● Records about charts and figures:
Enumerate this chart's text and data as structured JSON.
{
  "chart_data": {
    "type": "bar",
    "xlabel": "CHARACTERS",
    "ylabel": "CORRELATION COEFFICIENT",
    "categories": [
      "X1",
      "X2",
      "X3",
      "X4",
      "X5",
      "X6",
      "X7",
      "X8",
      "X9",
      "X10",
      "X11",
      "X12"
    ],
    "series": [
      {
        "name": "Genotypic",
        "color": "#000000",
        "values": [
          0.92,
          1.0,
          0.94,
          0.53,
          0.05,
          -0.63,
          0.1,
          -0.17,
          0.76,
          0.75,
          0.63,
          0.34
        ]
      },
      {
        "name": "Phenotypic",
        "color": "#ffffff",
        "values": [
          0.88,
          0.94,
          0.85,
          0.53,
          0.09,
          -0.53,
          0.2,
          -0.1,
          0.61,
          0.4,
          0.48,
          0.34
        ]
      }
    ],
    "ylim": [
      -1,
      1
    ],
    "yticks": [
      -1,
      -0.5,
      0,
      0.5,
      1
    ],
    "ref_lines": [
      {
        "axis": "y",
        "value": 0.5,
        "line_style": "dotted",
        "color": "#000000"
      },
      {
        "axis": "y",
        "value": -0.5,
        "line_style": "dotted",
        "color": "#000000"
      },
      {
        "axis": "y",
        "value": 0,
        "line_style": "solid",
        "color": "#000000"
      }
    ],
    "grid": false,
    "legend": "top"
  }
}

● Task requirements:
Extract each entry in full and write it down exactly.

● Answer to the problem:
Enumerate this chart's text and data as structured JSON.
{
  "chart_data": {
    "type": "bar",
    "xlabel": "CHARACTERS",
    "ylabel": "CORRELATION COEFFICIENT",
    "categories": [
      "X1",
      "X2",
      "X3",
      "X4",
      "X5",
      "X6",
      "X7",
      "X8",
      "X9",
      "X10",
      "X11",
      "X12"
    ],
    "series": [
      {
        "name": "Genotypic",
        "color": "#000000",
        "values": [
          0.92,
          1.0,
          0.94,
          0.53,
          0.05,
          -0.63,
          0.1,
          -0.17,
          0.76,
          0.75,
          0.63,
          0.34
        ]
      },
      {
        "name": "Phenotypic",
        "color": "#ffffff",
        "values": [
          0.88,
          0.94,
          0.85,
          0.53,
          0.09,
          -0.53,
          0.2,
          -0.1,
          0.61,
          0.4,
          0.48,
          0.34
        ]
      }
    ],
    "ylim": [
      -1,
      1
    ],
    "yticks": [
      -1,
      -0.5,
      0,
      0.5,
      1
    ],
    "ref_lines": [
      {
        "axis": "y",
        "value": 0.5,
        "line_style": "dotted",
        "color": "#000000"
      },
      {
        "axis": "y",
        "value": -0.5,
        "line_style": "dotted",
        "color": "#000000"
      },
      {
        "axis": "y",
        "value": 0,
        "line_style": "solid",
        "color": "#000000"
      }
    ],
    "grid": false,
    "legend": "top"
  }
}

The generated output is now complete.